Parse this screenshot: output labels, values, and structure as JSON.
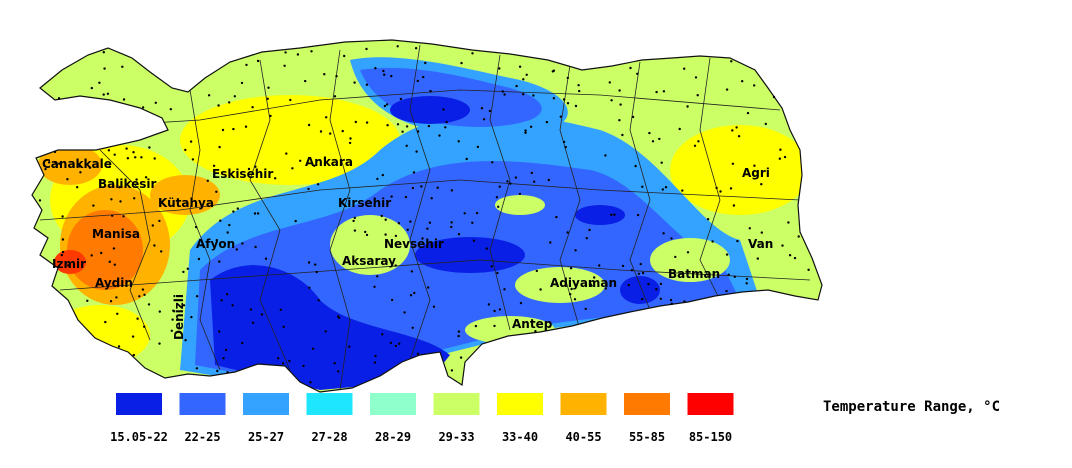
{
  "legend": {
    "title": "Temperature Range, °C",
    "classes": [
      {
        "label": "15.05-22",
        "color": "#0a1fe6"
      },
      {
        "label": "22-25",
        "color": "#3366ff"
      },
      {
        "label": "25-27",
        "color": "#33a3ff"
      },
      {
        "label": "27-28",
        "color": "#1fe6ff"
      },
      {
        "label": "28-29",
        "color": "#8fffcc"
      },
      {
        "label": "29-33",
        "color": "#ccff66"
      },
      {
        "label": "33-40",
        "color": "#ffff00"
      },
      {
        "label": "40-55",
        "color": "#ffb300"
      },
      {
        "label": "55-85",
        "color": "#ff7a00"
      },
      {
        "label": "85-150",
        "color": "#ff0000"
      }
    ]
  },
  "cities": [
    {
      "name": "Canakkale",
      "class": "40-55"
    },
    {
      "name": "Balikesir",
      "class": "29-33"
    },
    {
      "name": "Eskisehir",
      "class": "29-33"
    },
    {
      "name": "Ankara",
      "class": "33-40"
    },
    {
      "name": "Kütahya",
      "class": "40-55"
    },
    {
      "name": "Kirsehir",
      "class": "29-33"
    },
    {
      "name": "Manisa",
      "class": "55-85"
    },
    {
      "name": "Afyon",
      "class": "22-25"
    },
    {
      "name": "Nevsehir",
      "class": "29-33"
    },
    {
      "name": "Izmir",
      "class": "85-150"
    },
    {
      "name": "Aksaray",
      "class": "29-33"
    },
    {
      "name": "Aydin",
      "class": "55-85"
    },
    {
      "name": "Denizli",
      "class": "40-55"
    },
    {
      "name": "Adiyaman",
      "class": "29-33"
    },
    {
      "name": "Batman",
      "class": "29-33"
    },
    {
      "name": "Antep",
      "class": "29-33"
    },
    {
      "name": "Agri",
      "class": "33-40"
    },
    {
      "name": "Van",
      "class": "33-40"
    }
  ],
  "colors": {
    "background": "#ffffff",
    "borders": "#222222",
    "station_dots": "#000000"
  }
}
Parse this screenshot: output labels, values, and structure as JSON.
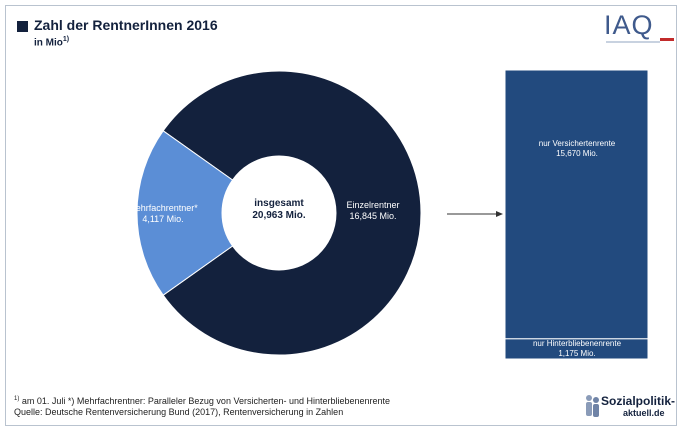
{
  "title": "Zahl der RentnerInnen 2016",
  "subtitle": "in Mio",
  "subtitle_footnote_mark": "1)",
  "logo_text": "IAQ",
  "colors": {
    "einzel": "#13213d",
    "mehrfach": "#5b8ed6",
    "bar": "#224a7e",
    "title": "#13213d"
  },
  "chart_data": [
    {
      "type": "pie",
      "variant": "donut",
      "center_label": [
        "insgesamt",
        "20,963 Mio."
      ],
      "slices": [
        {
          "label": "Einzelrentner",
          "value": 16.845,
          "value_label": "16,845 Mio.",
          "color": "#13213d"
        },
        {
          "label": "Mehrfachrentner*",
          "value": 4.117,
          "value_label": "4,117 Mio.",
          "color": "#5b8ed6"
        }
      ]
    },
    {
      "type": "bar",
      "variant": "stacked",
      "breakdown_of": "Einzelrentner",
      "segments": [
        {
          "label": "nur Versichertenrente",
          "value": 15.67,
          "value_label": "15,670 Mio.",
          "color": "#224a7e"
        },
        {
          "label": "nur Hinterbliebenenrente",
          "value": 1.175,
          "value_label": "1,175 Mio.",
          "color": "#224a7e"
        }
      ]
    }
  ],
  "footnotes": {
    "line1_mark": "1)",
    "line1": " am 01. Juli    *) Mehrfachrentner: Paralleler Bezug von Versicherten- und Hinterbliebenenrente",
    "line2": "Quelle: Deutsche Rentenversicherung Bund (2017), Rentenversicherung in Zahlen"
  },
  "brand": {
    "name": "Sozialpolitik-",
    "domain": "aktuell.de"
  }
}
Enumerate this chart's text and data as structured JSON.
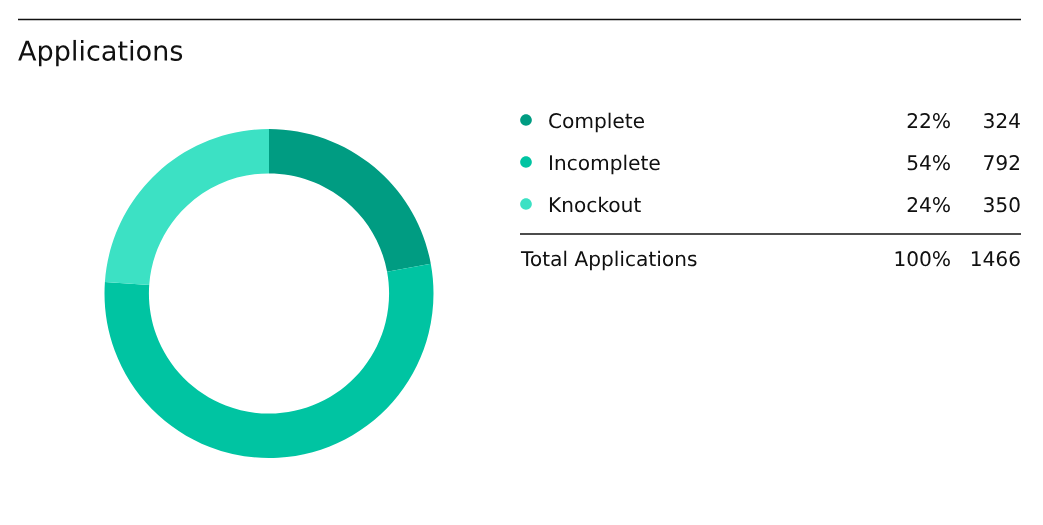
{
  "chart_data": {
    "type": "donut",
    "title": "Applications",
    "categories": [
      "Complete",
      "Incomplete",
      "Knockout"
    ],
    "values": [
      324,
      792,
      350
    ],
    "colors": [
      "#009c82",
      "#00c4a2",
      "#3ce1c4"
    ],
    "data_labels": true,
    "totals": [
      "100%",
      "1466"
    ],
    "annotations": [
      {
        "text": "22%",
        "x": "Complete"
      },
      {
        "text": "54%",
        "x": "Incomplete"
      },
      {
        "text": "24%",
        "x": "Knockout"
      },
      "Total Applications"
    ],
    "legend": "right"
  }
}
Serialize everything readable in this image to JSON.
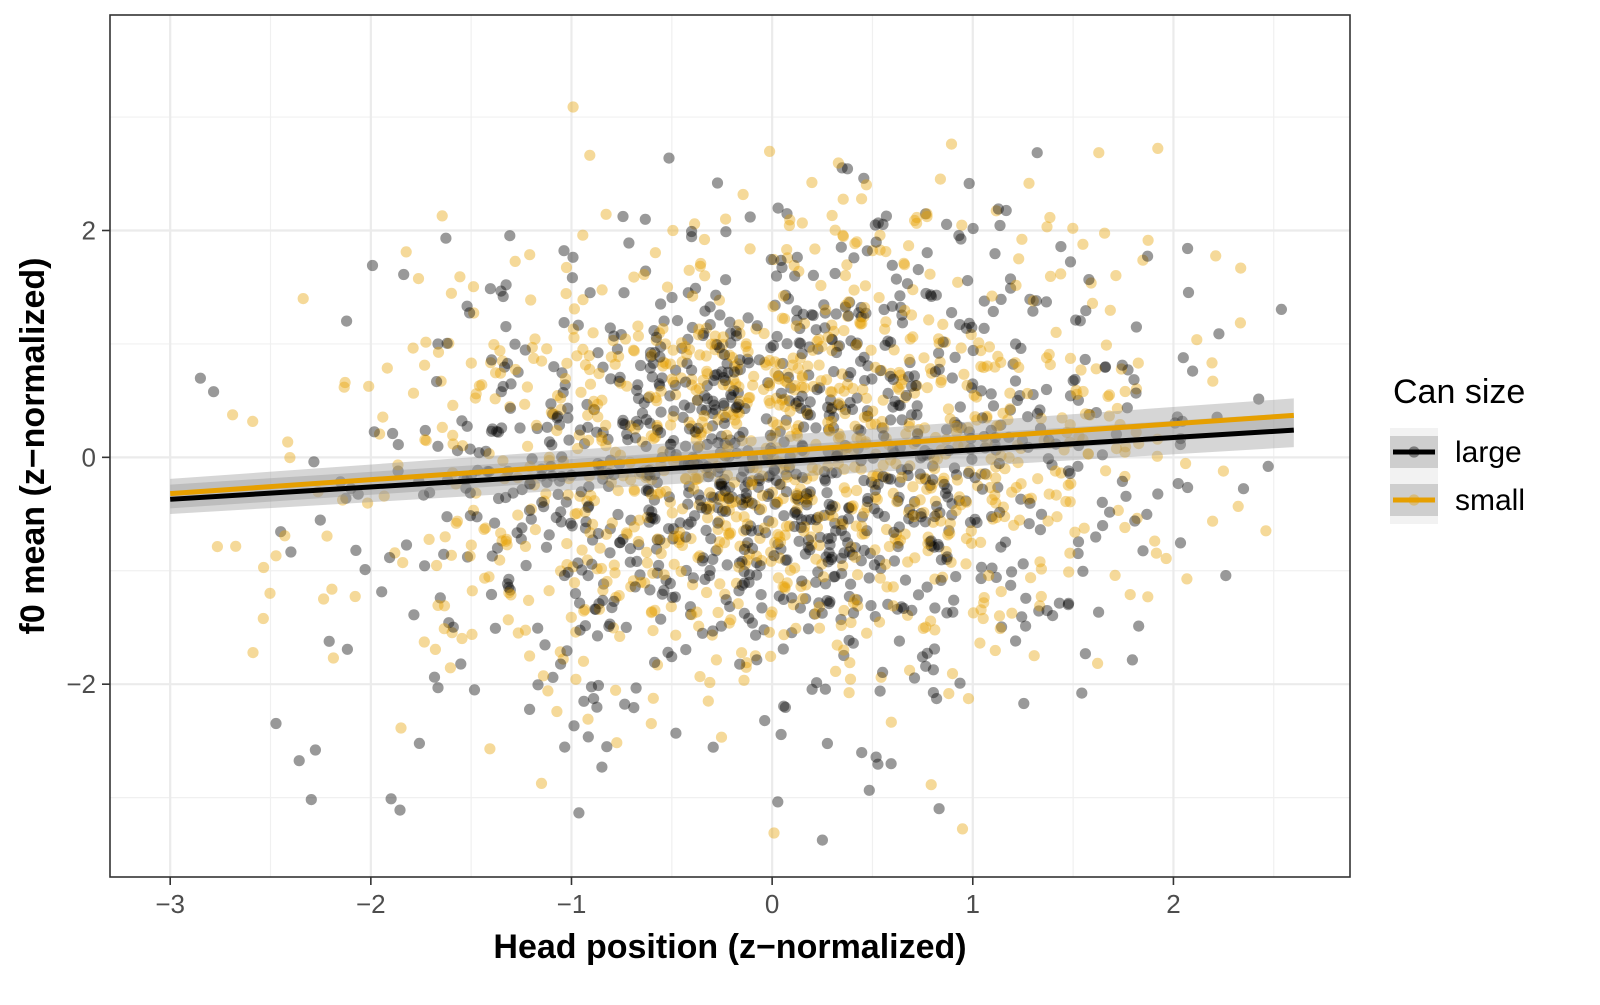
{
  "chart_data": {
    "type": "scatter",
    "title": "",
    "xlabel": "Head position (z−normalized)",
    "ylabel": "f0 mean (z−normalized)",
    "xlim": [
      -3.3,
      2.88
    ],
    "ylim": [
      -3.7,
      3.9
    ],
    "x_ticks": [
      -3,
      -2,
      -1,
      0,
      1,
      2
    ],
    "x_tick_labels": [
      "−3",
      "−2",
      "−1",
      "0",
      "1",
      "2"
    ],
    "y_ticks": [
      -2,
      0,
      2
    ],
    "y_tick_labels": [
      "−2",
      "0",
      "2"
    ],
    "grid": true,
    "legend": {
      "title": "Can size",
      "position": "right",
      "entries": [
        "large",
        "small"
      ]
    },
    "series": [
      {
        "name": "large",
        "color": "#000000",
        "point_alpha": 0.4,
        "n_points": 1100,
        "x_range": [
          -3.0,
          2.6
        ],
        "y_range": [
          -3.4,
          3.6
        ],
        "fit_line": {
          "x": [
            -3.0,
            2.6
          ],
          "y": [
            -0.37,
            0.24
          ]
        },
        "fit_band_halfwidth": [
          0.13,
          0.15
        ]
      },
      {
        "name": "small",
        "color": "#E69F00",
        "point_alpha": 0.4,
        "n_points": 1100,
        "x_range": [
          -3.0,
          2.6
        ],
        "y_range": [
          -3.35,
          3.45
        ],
        "fit_line": {
          "x": [
            -3.0,
            2.6
          ],
          "y": [
            -0.32,
            0.37
          ]
        },
        "fit_band_halfwidth": [
          0.13,
          0.15
        ]
      }
    ]
  }
}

══════════

GOAL: The answer is one number: how many lines of the material above contain "Hinterbliebenenrente".

RESPONSE TO THIS TASK: 2